### DIRECTION
Locate each line in the records containing "terminology". Copy it.

(Stored data)
────

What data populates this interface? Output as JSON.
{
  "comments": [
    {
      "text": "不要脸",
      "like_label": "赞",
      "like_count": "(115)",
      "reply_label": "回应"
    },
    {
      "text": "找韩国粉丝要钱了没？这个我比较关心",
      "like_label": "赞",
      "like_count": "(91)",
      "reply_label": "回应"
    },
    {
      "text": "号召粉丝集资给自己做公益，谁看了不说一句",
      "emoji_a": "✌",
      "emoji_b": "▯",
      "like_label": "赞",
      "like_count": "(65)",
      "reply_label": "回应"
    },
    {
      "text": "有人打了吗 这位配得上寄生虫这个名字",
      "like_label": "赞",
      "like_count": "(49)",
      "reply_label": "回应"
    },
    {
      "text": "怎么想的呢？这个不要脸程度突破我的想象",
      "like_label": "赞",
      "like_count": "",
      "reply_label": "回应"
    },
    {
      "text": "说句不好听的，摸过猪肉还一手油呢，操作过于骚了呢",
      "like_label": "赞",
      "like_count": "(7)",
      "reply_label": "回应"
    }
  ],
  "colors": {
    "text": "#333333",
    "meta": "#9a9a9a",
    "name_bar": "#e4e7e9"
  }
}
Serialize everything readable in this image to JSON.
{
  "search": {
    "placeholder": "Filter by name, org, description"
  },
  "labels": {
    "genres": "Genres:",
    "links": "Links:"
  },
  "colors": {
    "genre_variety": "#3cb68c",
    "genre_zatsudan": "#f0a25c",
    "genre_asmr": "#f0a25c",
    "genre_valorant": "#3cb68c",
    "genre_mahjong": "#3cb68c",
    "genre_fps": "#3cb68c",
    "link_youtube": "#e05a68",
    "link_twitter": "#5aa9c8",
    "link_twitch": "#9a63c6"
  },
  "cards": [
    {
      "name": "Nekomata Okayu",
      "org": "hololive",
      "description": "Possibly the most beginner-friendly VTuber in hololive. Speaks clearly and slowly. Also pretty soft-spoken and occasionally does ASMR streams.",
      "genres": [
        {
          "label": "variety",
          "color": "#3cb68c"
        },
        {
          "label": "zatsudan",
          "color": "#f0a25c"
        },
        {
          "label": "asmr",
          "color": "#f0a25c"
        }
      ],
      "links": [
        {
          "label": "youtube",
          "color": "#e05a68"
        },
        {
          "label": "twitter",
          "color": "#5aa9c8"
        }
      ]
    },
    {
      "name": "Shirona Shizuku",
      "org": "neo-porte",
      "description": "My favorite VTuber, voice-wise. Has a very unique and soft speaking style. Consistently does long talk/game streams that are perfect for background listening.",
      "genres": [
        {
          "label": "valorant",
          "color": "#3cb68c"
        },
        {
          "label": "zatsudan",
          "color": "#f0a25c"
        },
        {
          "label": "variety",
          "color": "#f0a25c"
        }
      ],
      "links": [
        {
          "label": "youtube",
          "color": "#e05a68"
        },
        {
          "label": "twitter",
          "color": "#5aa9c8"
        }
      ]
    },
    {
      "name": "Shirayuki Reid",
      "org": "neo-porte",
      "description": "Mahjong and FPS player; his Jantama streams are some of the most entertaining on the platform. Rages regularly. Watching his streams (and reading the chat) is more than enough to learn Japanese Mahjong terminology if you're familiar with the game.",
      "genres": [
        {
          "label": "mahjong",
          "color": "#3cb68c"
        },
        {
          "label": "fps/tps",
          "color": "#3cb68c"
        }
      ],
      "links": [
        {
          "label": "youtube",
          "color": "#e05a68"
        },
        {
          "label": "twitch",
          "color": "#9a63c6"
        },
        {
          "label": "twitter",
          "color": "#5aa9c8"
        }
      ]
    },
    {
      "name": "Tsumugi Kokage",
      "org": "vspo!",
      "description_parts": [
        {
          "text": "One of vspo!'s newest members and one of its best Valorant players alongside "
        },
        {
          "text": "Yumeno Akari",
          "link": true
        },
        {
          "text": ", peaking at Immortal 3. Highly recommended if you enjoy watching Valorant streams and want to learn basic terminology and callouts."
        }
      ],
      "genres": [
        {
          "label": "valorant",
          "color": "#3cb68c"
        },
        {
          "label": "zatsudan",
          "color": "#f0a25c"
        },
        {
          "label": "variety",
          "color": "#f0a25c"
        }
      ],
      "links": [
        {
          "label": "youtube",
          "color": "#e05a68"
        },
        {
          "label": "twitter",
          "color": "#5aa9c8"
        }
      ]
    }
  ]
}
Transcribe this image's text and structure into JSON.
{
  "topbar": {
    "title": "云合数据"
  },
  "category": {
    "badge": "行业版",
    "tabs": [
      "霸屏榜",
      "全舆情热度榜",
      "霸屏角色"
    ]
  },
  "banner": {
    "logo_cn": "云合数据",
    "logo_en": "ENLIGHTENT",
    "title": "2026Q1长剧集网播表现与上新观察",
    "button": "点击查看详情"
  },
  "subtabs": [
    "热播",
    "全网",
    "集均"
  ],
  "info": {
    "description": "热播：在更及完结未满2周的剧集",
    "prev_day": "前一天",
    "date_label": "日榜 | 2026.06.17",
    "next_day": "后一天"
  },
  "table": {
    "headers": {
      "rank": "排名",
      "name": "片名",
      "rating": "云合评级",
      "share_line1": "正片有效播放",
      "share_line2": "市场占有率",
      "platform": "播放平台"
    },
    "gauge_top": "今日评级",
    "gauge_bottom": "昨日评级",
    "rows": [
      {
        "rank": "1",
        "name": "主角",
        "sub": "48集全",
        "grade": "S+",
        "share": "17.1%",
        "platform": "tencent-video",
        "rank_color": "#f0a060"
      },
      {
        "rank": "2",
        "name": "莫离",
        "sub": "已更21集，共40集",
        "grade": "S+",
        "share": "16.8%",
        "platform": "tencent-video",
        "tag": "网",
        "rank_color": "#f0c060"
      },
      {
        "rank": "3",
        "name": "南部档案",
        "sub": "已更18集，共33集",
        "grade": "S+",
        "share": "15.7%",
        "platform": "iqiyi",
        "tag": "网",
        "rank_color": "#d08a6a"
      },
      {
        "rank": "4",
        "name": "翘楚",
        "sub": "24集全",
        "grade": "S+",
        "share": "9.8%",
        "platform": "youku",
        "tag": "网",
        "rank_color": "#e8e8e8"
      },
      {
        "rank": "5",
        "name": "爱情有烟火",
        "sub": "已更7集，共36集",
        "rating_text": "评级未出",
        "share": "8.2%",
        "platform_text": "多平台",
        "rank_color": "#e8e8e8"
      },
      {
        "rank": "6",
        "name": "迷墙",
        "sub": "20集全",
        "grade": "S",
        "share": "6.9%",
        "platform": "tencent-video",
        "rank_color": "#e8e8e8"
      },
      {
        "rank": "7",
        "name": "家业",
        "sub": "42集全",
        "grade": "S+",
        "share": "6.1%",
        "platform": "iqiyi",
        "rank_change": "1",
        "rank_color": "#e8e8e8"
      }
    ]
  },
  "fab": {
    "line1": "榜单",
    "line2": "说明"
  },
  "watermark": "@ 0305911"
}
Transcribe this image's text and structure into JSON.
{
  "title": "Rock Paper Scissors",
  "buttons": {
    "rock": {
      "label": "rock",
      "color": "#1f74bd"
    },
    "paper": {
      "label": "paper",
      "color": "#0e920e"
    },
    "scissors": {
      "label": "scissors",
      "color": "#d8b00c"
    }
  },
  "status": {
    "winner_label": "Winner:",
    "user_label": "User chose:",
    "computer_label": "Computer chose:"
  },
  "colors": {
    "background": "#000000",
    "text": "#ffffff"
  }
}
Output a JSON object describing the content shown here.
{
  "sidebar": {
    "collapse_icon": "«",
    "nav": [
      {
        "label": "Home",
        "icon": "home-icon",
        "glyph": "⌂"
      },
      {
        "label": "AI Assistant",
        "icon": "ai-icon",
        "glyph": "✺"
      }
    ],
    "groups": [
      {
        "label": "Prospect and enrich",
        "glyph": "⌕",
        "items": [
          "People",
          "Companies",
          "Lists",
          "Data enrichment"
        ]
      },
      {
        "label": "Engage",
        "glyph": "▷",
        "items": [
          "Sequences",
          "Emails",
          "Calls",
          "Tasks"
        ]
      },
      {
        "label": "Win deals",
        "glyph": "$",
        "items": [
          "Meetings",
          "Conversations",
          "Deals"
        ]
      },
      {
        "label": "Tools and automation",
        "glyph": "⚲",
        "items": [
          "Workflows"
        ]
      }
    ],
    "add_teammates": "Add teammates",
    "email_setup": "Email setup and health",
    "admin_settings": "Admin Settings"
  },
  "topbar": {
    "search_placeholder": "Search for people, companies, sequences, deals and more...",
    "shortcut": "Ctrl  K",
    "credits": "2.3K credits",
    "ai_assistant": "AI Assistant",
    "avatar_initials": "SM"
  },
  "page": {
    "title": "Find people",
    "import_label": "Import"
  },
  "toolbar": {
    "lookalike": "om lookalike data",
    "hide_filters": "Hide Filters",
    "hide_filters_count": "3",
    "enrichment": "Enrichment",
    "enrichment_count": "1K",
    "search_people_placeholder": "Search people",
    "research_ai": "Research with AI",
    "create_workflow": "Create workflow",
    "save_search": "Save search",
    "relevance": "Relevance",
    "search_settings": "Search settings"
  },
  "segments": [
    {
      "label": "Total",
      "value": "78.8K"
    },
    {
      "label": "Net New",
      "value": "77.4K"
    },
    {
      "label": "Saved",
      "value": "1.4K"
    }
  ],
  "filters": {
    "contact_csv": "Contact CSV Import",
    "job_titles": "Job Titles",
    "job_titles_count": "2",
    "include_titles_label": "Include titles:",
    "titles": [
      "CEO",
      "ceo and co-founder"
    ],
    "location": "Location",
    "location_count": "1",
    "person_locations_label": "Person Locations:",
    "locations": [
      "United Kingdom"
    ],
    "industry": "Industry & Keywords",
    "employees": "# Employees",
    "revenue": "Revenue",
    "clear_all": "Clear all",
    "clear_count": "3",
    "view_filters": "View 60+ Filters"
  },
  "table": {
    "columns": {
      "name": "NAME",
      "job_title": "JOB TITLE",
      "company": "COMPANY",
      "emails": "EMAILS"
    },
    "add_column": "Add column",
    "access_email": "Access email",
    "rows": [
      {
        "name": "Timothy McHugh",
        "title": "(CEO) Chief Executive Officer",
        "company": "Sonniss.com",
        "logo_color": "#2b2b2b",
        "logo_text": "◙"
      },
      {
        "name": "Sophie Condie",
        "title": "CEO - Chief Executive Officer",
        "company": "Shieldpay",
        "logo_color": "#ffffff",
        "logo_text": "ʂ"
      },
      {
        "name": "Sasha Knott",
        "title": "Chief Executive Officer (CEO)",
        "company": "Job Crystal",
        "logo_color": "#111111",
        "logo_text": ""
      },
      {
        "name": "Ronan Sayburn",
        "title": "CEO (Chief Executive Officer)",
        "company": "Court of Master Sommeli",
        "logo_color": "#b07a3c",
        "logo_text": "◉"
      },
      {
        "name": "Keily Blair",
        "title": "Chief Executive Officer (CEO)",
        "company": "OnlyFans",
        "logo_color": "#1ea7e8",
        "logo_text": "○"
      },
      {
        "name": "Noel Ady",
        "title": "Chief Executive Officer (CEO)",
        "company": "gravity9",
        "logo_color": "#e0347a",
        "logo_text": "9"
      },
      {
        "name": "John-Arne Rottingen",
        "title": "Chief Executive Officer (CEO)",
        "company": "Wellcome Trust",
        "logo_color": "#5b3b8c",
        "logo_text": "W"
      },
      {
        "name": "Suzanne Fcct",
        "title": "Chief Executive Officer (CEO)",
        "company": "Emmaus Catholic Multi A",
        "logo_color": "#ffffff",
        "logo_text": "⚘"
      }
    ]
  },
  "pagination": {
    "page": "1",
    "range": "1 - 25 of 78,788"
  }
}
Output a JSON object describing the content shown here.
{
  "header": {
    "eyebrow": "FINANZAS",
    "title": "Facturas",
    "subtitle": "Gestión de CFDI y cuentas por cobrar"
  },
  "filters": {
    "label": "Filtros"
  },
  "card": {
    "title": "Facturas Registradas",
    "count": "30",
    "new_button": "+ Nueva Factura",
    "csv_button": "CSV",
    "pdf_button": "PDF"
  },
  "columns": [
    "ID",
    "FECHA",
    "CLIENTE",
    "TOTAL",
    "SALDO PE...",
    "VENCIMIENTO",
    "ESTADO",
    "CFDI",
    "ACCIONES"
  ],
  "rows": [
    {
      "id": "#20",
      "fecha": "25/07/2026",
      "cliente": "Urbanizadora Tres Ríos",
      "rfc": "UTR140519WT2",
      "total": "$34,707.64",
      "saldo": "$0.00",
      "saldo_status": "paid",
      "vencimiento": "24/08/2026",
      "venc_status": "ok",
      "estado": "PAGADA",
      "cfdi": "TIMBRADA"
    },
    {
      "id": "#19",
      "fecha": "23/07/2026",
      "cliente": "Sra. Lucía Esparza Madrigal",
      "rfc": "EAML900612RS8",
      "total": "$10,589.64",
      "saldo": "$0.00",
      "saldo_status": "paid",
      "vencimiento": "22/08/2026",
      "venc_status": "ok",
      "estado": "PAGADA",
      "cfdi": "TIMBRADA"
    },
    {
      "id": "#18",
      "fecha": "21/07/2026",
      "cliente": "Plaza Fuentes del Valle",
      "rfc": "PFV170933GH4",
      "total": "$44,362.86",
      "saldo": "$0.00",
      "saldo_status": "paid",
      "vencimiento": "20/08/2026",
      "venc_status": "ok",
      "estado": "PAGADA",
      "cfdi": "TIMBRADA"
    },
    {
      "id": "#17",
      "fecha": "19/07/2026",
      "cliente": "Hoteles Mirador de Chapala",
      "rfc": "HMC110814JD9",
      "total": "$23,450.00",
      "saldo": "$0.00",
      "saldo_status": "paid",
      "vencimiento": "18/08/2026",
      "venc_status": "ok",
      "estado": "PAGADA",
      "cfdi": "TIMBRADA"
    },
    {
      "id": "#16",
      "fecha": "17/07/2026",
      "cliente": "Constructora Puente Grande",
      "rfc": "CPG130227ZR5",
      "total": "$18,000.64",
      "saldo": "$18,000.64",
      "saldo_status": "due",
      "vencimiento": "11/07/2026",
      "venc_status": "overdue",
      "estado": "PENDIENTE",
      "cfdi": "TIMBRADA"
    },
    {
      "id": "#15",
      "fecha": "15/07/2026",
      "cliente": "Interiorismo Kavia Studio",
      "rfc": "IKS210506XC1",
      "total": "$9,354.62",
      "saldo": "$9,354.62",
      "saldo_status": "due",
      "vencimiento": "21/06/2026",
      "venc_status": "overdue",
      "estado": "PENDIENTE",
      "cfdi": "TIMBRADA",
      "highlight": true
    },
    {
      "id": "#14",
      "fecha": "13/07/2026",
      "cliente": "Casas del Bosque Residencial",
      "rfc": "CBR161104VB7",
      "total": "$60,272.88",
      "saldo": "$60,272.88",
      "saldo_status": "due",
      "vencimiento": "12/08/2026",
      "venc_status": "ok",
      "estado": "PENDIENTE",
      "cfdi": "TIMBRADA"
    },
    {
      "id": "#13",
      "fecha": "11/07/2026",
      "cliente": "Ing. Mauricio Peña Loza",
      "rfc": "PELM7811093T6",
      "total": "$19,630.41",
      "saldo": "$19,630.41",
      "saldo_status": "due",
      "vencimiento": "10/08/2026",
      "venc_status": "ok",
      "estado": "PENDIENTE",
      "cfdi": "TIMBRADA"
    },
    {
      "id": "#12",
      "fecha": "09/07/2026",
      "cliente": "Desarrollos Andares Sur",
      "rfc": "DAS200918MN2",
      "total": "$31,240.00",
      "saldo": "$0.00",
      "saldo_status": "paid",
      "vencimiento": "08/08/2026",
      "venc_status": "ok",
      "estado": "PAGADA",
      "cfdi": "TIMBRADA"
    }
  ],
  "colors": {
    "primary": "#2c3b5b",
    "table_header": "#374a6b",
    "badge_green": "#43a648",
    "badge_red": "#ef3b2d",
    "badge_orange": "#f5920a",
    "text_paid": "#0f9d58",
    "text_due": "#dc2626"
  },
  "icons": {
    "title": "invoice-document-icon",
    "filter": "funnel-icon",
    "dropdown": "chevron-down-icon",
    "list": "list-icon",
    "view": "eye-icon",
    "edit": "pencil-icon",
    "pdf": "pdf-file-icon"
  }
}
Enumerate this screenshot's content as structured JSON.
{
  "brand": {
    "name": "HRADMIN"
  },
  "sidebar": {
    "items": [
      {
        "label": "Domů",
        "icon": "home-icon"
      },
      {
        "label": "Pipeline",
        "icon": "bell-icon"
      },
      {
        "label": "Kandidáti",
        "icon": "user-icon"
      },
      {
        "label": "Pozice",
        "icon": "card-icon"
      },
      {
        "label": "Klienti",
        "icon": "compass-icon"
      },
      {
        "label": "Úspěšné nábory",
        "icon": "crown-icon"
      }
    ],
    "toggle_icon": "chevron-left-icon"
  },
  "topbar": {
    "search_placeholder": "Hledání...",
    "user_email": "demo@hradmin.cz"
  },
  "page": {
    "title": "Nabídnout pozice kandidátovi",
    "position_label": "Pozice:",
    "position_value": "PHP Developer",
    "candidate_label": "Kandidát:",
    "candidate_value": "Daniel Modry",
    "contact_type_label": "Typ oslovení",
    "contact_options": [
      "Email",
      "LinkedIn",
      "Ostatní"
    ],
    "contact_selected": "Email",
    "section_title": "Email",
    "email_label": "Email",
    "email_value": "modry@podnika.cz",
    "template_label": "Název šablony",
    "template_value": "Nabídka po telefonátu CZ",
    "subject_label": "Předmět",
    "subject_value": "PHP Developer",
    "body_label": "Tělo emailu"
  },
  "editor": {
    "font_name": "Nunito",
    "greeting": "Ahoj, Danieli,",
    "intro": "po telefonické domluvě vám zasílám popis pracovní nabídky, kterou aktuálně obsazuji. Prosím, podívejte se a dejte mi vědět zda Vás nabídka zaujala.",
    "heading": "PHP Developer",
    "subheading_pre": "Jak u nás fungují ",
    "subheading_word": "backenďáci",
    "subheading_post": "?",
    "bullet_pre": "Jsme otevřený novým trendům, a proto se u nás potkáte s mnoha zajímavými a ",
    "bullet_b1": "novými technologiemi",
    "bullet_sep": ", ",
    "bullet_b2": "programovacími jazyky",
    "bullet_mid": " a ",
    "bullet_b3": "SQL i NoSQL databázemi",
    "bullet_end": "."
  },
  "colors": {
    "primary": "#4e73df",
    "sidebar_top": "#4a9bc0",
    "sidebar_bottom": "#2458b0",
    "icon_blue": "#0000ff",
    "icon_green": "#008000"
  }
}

────

### RESULT
      "description": "Mahjong and FPS player; his Jantama streams are some of the most entertaining on the platform. Rages regularly. Watching his streams (and reading the chat) is more than enough to learn Japanese Mahjong terminology if you're familiar with the game.",
          "text": ", peaking at Immortal 3. Highly recommended if you enjoy watching Valorant streams and want to learn basic terminology and callouts."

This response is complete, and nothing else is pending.